MURRAY — The presence of atrial fibrillation in patients with heart failure is a complication that dishes up serious adverse effects, including raising the risk of stroke and dementia, while reducing the likelihood of survival.
But a new study from Intermountain Medical Center proves that aggressively treating it with catheter ablation not only reduces those risks, but reverses damage as if the fibrillation had not occurred.
The researchers presented their results Friday in San Francisco at the Heart Rhythm Society's 32nd Annual Scientific Session.
The coexistence of the two heart conditions greatly complicates an already troubled health picture, "with much more rapid decline in heart function, worsening heart failure and premature mortality," said Dr. John D. Day, cardiologist and director of Intermountain Medical Center Heart Institute's Heart Rhythm specialists.
In heart failure, the heart muscle is weakened and does not pump adequately. Patients are tired, weak and out of breath, and treatment is typically a tightly controlled regimen of medication, food and therapy. Liquids, for instance, are severely restricted in advanced cases and daily weighing is an essential part of monitoring the disease to detect fluid retention.
Atrial fibrillation is an electrical problem that makes the heart's upper chamber muscle bounce erratically instead of beating,
The heart pumps inefficiently and blood can pool or clot, instead of going where it's supposed to, with increased risk of stroke. It's treated with a variety of tools, including medication, but the most aggressive treatment is electrical ablation, in which tissue is scarred with pulses of highly focused heat or radio frequency energy to change and correct the circuitry.
The study was based on an examination of 100 atrial fibrillation patients who also suffered moderate to severe left ventricular heart failure. By comparing what happened to a group of patients who had ablation to a control group of similar patients who did not have ablation, the researchers found that within three years of being ablated, it was very like they'd never had atrial fibrillation.
"We found in those with atrial fibrillation treated with ablation who had heart failure, compared to those who never had atrial fibrillation, if we did the ablation and they maintained a normal rhythm, the outcomes all became similar, said Dr. Jared Bunch, study principal investigator and director of heart rhythm research at the institute.

> [STUDY MATERIAL]:

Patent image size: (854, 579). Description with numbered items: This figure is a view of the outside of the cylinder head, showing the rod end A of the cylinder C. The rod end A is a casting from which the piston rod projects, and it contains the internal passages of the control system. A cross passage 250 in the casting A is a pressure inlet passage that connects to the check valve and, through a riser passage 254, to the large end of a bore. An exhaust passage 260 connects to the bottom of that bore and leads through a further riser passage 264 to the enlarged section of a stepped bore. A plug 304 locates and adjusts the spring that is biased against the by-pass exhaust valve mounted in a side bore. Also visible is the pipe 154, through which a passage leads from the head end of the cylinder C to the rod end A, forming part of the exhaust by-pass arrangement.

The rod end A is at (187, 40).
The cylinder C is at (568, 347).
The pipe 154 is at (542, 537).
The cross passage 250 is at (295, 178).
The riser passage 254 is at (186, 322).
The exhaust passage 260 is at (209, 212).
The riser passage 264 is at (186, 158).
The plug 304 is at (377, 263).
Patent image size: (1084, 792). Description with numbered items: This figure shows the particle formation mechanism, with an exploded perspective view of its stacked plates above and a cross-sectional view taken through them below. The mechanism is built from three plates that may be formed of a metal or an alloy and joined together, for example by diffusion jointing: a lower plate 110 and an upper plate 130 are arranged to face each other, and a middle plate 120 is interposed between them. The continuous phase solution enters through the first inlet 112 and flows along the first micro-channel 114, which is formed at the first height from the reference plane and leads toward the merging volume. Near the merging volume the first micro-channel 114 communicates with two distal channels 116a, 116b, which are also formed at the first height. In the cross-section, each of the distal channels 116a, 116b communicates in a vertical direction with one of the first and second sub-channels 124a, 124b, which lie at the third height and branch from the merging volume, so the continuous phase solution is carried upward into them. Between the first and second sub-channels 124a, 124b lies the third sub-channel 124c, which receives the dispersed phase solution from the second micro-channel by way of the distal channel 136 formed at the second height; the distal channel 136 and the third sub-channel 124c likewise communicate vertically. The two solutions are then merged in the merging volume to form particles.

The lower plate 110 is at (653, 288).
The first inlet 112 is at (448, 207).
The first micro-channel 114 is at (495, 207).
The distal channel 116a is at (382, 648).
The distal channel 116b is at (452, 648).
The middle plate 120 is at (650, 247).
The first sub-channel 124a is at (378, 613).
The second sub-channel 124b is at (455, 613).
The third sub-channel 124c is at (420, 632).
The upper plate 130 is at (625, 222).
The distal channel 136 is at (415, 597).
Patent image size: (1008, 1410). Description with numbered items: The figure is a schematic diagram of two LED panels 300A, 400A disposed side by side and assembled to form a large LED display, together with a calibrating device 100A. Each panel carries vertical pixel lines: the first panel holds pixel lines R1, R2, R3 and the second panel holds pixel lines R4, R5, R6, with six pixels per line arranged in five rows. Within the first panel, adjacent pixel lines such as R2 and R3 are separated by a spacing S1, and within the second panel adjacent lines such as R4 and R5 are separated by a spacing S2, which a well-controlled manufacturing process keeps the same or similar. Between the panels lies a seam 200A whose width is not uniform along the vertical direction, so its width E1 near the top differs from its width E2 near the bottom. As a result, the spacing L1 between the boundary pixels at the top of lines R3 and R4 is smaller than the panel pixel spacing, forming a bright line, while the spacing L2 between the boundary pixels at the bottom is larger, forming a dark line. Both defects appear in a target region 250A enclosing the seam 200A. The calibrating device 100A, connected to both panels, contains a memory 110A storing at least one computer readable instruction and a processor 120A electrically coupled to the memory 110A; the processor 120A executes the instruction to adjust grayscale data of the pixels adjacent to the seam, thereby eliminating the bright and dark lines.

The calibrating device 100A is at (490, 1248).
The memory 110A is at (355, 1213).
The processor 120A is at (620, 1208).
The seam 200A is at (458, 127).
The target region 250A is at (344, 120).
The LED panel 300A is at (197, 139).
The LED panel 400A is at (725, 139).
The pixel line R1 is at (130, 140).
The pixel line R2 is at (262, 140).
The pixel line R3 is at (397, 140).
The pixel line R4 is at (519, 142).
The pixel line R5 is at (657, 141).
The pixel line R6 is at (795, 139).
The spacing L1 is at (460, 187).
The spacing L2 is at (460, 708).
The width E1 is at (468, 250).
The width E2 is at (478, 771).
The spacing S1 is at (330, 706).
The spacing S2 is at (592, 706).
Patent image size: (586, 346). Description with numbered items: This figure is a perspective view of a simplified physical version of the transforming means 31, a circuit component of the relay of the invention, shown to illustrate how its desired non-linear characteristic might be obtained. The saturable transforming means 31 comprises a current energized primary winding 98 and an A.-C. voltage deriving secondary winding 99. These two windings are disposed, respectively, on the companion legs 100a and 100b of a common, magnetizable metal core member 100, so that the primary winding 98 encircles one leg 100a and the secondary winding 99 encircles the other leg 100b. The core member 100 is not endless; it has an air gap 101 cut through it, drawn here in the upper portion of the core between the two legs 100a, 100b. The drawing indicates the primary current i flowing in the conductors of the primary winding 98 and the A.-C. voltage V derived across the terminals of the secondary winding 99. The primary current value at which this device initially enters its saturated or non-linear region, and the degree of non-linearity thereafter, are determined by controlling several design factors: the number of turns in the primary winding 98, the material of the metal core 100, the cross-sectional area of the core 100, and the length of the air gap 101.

> [PARTS OF THE EXERCISE]:
[1] Answer these questions about the article on treating atrial fibrillation in heart failure:
(a) In which city and at which meeting did the researchers present their results?
(b) How many patients did the study examine?
(c) What is severely restricted in advanced cases of heart failure?
[2] In the article on treating atrial fibrillation in heart failure, take the passage starting with "The researchers presented" and going on through "Heart Rhythm specialists.". Rewrite it with "San Francisco" swapped for "Salt Lake City".

> [ANSWERS TO EACH TASK]:
[1]
(a) San Francisco, at the Heart Rhythm Society's 32nd Annual Scientific Session.
(b) 100 atrial fibrillation patients who also had moderate to severe left ventricular heart failure.
(c) Liquids.

[2]
The researchers presented their results Friday in Salt Lake City at the Heart Rhythm Society's 32nd Annual Scientific Session.
The coexistence of the two heart conditions greatly complicates an already troubled health picture, "with much more rapid decline in heart function, worsening heart failure and premature mortality," said Dr. John D. Day, cardiologist and director of Intermountain Medical Center Heart Institute's Heart Rhythm specialists.